[Dataset entries]

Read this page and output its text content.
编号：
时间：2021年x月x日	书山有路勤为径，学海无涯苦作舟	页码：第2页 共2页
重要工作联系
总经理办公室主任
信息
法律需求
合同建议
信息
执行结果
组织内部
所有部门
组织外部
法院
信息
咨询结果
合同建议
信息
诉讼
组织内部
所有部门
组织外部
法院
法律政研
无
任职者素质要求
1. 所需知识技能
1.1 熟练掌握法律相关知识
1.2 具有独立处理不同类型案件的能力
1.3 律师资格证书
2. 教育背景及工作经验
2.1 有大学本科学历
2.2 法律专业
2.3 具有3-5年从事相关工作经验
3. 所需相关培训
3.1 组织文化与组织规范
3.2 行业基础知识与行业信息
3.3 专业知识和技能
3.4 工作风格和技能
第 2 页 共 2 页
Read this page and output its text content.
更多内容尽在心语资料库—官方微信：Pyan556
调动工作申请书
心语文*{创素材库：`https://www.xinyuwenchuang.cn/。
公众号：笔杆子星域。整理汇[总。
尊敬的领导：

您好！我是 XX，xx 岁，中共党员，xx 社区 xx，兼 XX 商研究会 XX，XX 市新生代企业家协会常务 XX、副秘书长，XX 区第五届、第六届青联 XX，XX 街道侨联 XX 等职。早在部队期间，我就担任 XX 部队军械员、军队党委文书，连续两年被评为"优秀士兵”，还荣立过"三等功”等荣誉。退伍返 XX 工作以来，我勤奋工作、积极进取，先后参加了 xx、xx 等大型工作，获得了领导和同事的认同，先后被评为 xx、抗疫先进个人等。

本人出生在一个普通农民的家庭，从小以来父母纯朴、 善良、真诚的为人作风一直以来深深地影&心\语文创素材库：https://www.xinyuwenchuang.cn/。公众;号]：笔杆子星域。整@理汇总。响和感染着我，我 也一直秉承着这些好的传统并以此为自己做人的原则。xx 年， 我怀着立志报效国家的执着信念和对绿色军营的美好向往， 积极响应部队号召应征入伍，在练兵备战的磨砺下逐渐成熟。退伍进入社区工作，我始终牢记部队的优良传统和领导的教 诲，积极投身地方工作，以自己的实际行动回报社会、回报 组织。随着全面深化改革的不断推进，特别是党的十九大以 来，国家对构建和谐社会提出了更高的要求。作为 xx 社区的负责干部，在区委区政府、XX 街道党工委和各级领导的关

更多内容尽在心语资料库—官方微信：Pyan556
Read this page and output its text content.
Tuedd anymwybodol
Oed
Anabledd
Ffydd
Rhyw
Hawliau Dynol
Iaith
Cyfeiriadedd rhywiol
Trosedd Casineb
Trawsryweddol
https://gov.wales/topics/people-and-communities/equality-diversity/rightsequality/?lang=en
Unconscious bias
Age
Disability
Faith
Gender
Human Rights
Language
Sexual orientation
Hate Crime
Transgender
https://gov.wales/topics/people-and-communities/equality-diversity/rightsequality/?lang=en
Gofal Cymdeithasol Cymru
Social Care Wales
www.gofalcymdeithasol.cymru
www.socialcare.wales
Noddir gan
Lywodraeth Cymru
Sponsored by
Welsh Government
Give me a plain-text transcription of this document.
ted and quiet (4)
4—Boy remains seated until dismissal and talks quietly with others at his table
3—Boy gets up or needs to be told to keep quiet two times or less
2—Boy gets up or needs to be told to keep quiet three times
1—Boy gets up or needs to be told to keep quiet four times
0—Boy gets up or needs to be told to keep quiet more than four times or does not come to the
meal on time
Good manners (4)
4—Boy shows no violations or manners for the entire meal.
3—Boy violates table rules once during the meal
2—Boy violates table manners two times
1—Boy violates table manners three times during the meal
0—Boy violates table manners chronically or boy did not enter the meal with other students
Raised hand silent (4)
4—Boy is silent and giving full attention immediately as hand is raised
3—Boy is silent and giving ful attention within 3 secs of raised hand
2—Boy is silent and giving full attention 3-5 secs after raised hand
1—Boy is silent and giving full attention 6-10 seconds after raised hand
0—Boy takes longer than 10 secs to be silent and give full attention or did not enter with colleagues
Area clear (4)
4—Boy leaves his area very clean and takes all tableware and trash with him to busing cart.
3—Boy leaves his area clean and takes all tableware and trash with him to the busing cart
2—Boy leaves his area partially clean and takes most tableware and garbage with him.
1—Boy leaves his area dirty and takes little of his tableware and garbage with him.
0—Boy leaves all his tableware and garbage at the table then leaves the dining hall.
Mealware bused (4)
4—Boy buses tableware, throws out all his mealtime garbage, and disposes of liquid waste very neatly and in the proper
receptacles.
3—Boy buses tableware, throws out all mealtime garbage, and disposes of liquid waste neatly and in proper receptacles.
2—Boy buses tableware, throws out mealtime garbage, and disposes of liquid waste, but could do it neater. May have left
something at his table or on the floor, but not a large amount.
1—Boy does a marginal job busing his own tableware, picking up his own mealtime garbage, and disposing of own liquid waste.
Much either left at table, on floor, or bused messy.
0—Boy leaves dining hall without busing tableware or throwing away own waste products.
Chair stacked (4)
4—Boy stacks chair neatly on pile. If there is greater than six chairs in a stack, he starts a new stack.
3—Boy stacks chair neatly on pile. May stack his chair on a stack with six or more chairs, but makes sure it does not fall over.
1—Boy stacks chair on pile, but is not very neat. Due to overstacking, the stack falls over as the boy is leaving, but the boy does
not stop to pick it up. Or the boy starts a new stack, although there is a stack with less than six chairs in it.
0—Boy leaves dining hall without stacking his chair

WHAT TO PRODUCE
Select the lines that carry the string "pile" and copy them.

FULL SOLUTION
4—Boy stacks chair neatly on pile. If there is greater than six chairs in a stack, he starts a new stack.
3—Boy stacks chair neatly on pile. May stack his chair on a stack with six or more chairs, but makes sure it does not fall over.
1—Boy stacks chair on pile, but is not very neat. Due to overstacking, the stack falls over as the boy is leaving, but the boy does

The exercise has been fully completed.